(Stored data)
--*--

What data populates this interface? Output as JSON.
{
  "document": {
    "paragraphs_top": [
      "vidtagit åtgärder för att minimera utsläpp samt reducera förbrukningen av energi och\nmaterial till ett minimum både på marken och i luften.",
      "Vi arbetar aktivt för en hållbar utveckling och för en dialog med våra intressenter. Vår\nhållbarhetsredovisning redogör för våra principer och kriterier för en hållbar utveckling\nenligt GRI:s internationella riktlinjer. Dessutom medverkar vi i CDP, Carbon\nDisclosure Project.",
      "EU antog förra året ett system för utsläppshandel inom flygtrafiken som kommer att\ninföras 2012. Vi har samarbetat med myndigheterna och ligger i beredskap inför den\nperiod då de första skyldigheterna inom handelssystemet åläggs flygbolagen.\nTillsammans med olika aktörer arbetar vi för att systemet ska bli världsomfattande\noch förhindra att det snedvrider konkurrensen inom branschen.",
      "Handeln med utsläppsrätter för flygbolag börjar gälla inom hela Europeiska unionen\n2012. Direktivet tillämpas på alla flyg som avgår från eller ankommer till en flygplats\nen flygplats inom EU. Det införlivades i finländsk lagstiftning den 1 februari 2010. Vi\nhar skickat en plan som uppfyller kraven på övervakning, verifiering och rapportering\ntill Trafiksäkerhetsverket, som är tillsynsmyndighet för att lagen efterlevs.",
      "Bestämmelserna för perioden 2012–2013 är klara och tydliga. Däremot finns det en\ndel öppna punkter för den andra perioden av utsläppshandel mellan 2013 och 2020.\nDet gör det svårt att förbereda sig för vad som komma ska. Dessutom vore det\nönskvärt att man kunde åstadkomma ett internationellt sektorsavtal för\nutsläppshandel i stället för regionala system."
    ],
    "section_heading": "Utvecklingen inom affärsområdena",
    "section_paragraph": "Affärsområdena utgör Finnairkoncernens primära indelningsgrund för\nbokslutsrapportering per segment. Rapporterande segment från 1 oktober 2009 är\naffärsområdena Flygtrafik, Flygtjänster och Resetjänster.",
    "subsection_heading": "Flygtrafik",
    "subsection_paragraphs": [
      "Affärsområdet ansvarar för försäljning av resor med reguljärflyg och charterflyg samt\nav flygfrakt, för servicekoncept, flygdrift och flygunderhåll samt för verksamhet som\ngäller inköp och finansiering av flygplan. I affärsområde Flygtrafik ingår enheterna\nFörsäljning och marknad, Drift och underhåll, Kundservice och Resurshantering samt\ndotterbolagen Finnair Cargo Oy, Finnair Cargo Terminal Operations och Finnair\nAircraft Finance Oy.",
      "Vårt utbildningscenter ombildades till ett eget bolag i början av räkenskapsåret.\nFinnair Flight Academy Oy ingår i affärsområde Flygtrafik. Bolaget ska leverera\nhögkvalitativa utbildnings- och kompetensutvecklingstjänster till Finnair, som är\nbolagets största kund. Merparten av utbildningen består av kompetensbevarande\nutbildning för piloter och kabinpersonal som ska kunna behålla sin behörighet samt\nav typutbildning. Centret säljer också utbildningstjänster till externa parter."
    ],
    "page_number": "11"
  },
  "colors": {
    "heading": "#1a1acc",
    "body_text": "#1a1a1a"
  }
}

--*--

▸ Task brief
Show all lines in the entries above where the string "inom" appears.

▸ Exercise response
      "EU antog förra året ett system för utsläppshandel inom flygtrafiken som kommer att\ninföras 2012. Vi har samarbetat med myndigheterna och ligger i beredskap inför den\nperiod då de första skyldigheterna inom handelssystemet åläggs flygbolagen.\nTillsammans med olika aktörer arbetar vi för att systemet ska bli världsomfattande\noch förhindra att det snedvrider konkurrensen inom branschen.",
      "Handeln med utsläppsrätter för flygbolag börjar gälla inom hela Europeiska unionen\n2012. Direktivet tillämpas på alla flyg som avgår från eller ankommer till en flygplats\nen flygplats inom EU. Det införlivades i finländsk lagstiftning den 1 februari 2010. Vi\nhar skickat en plan som uppfyller kraven på övervakning, verifiering och rapportering\ntill Trafiksäkerhetsverket, som är tillsynsmyndighet för att lagen efterlevs.",
    "section_heading": "Utvecklingen inom affärsområdena",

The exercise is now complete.